→ **Written task**
Copy down every line where the string "have" shows up.

Rows from a dataset
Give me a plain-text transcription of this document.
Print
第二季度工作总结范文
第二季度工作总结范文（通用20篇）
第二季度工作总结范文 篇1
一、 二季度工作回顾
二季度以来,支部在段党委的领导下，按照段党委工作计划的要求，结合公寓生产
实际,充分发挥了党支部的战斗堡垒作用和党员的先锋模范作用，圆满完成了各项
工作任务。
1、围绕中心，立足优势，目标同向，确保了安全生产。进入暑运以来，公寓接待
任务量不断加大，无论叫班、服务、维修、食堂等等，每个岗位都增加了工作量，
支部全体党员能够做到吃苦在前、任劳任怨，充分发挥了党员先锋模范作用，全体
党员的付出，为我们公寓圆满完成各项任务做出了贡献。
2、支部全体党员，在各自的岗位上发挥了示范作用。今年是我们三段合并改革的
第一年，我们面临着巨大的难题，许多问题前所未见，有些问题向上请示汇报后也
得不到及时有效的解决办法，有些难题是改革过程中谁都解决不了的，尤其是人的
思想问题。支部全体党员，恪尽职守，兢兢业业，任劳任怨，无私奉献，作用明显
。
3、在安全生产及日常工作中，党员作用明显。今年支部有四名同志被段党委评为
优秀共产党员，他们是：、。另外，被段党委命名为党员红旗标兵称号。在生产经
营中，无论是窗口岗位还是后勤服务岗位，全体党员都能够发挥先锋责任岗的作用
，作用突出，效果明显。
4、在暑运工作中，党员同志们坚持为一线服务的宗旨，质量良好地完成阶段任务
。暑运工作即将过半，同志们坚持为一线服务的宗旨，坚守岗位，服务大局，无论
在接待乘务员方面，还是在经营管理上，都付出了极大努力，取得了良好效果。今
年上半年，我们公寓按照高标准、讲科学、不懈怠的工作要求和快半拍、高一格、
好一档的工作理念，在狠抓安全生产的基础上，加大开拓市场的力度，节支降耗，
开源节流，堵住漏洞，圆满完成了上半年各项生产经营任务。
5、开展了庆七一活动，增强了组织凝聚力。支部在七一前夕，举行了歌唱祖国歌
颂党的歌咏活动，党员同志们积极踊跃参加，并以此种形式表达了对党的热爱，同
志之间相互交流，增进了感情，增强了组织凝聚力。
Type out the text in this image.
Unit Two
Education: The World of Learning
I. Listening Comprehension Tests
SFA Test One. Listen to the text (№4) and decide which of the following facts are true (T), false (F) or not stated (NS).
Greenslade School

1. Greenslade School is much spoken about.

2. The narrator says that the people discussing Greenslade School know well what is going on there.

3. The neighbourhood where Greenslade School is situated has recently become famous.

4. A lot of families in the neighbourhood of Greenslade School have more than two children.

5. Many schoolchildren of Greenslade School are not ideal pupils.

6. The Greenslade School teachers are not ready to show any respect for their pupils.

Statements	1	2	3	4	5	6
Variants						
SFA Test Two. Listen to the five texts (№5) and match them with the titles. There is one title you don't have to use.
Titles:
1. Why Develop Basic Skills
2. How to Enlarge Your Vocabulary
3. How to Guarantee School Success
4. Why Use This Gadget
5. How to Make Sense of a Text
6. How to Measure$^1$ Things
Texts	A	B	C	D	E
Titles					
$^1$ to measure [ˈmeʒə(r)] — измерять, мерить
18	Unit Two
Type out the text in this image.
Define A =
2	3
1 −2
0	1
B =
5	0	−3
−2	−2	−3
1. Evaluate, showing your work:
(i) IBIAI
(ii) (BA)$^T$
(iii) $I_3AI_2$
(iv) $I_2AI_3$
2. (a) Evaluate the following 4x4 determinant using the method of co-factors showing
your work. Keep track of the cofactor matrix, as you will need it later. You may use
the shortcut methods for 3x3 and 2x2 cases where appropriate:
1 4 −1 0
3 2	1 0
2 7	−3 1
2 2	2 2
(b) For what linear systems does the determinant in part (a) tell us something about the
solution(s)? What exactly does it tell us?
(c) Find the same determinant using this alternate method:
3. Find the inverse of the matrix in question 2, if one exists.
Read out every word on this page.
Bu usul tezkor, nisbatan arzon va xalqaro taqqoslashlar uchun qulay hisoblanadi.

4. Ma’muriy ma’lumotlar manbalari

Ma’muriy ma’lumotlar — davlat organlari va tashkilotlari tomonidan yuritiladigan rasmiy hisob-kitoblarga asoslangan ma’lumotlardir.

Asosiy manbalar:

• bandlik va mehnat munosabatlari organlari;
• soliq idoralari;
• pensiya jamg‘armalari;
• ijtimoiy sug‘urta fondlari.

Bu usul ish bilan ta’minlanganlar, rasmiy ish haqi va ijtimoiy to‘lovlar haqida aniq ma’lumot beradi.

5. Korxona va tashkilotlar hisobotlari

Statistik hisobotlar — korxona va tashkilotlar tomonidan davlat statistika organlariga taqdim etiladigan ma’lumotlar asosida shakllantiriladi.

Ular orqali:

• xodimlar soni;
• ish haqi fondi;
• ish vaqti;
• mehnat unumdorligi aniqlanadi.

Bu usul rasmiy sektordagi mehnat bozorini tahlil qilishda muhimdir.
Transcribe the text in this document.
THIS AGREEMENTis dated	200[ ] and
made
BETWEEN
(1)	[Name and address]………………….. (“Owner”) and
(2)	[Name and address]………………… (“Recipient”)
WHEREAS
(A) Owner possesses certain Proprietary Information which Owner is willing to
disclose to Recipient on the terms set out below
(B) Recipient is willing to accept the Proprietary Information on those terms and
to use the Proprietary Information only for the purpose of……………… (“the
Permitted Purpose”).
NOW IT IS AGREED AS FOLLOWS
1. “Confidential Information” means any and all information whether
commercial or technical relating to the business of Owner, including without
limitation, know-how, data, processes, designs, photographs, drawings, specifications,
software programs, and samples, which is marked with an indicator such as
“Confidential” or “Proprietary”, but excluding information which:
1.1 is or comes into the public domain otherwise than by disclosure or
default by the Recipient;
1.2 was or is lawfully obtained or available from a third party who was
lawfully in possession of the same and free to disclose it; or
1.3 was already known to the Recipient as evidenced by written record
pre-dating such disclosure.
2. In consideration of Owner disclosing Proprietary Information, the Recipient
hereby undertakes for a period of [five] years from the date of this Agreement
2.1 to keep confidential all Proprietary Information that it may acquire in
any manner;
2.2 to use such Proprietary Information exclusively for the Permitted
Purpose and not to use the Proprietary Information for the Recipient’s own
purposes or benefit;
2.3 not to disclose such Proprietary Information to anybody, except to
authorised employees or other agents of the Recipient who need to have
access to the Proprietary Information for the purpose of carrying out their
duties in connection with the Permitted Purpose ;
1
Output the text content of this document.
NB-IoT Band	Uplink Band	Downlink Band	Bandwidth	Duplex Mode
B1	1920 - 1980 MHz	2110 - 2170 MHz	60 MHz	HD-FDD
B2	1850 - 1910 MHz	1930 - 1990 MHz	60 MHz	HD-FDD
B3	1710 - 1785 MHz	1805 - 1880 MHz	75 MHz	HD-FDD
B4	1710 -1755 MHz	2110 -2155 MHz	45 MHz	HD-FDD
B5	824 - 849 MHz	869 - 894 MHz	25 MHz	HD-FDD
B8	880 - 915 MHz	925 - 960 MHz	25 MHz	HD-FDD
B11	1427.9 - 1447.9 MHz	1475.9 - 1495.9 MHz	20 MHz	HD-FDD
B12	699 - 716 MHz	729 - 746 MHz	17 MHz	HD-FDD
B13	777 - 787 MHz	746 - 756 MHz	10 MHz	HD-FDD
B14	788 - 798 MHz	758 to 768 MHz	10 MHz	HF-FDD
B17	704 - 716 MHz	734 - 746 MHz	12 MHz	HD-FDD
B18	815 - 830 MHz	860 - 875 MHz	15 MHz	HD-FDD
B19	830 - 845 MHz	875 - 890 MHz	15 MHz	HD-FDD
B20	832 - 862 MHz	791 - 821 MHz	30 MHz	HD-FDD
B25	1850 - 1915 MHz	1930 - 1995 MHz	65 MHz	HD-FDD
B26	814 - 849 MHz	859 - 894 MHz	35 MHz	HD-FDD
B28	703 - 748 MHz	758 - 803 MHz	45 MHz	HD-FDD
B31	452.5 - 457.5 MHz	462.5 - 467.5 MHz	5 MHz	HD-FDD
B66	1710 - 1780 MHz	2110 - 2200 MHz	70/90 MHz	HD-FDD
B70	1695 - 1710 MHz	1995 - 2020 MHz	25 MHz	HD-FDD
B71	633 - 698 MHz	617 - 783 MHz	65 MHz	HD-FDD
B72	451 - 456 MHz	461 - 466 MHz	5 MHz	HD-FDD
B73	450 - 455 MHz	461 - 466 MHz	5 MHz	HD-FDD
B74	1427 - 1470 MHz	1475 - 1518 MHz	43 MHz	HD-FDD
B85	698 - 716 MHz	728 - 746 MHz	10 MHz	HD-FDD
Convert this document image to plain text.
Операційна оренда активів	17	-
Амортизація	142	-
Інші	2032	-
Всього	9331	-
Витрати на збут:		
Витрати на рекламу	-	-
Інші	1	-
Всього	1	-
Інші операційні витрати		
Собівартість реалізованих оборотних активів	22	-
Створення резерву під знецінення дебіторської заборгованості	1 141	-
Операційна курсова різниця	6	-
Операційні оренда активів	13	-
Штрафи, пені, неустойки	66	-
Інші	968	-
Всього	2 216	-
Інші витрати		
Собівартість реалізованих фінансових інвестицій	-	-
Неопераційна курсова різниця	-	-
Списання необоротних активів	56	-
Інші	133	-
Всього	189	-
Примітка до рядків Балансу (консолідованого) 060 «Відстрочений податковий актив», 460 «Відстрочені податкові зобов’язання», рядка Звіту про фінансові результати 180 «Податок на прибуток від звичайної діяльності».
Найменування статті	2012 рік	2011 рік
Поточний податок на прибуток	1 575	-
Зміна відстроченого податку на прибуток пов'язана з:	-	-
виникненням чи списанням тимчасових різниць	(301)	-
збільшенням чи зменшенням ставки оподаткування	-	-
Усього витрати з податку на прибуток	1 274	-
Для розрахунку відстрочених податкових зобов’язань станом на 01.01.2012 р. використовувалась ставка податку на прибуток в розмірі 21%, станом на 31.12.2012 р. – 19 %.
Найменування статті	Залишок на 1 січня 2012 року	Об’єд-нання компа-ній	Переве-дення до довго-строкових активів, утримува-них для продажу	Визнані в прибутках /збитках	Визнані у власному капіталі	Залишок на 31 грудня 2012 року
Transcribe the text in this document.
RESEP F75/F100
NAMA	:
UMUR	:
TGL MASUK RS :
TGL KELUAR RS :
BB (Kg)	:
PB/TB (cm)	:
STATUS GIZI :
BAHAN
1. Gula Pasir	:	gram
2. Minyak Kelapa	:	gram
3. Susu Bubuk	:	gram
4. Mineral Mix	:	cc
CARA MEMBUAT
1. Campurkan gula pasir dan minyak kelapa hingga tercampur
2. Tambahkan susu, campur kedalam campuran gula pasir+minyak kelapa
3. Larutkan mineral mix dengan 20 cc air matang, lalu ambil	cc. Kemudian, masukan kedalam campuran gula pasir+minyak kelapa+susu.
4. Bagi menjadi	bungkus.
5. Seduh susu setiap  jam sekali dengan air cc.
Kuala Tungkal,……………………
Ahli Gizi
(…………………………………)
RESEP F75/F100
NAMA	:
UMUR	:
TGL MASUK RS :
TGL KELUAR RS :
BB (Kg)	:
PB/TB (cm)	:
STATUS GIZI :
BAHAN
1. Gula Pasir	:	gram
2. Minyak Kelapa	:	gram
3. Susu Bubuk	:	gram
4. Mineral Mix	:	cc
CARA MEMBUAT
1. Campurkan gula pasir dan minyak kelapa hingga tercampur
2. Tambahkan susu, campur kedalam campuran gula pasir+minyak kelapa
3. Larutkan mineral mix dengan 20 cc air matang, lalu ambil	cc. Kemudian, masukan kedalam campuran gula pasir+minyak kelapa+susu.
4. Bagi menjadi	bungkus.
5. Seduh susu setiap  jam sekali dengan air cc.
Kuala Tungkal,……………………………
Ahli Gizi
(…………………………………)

→ **Full response**
4. A lot of families in the neighbourhood of Greenslade School have more than two children.
SFA Test Two. Listen to the five texts (№5) and match them with the titles. There is one title you don't have to use.
authorised employees or other agents of the Recipient who need to have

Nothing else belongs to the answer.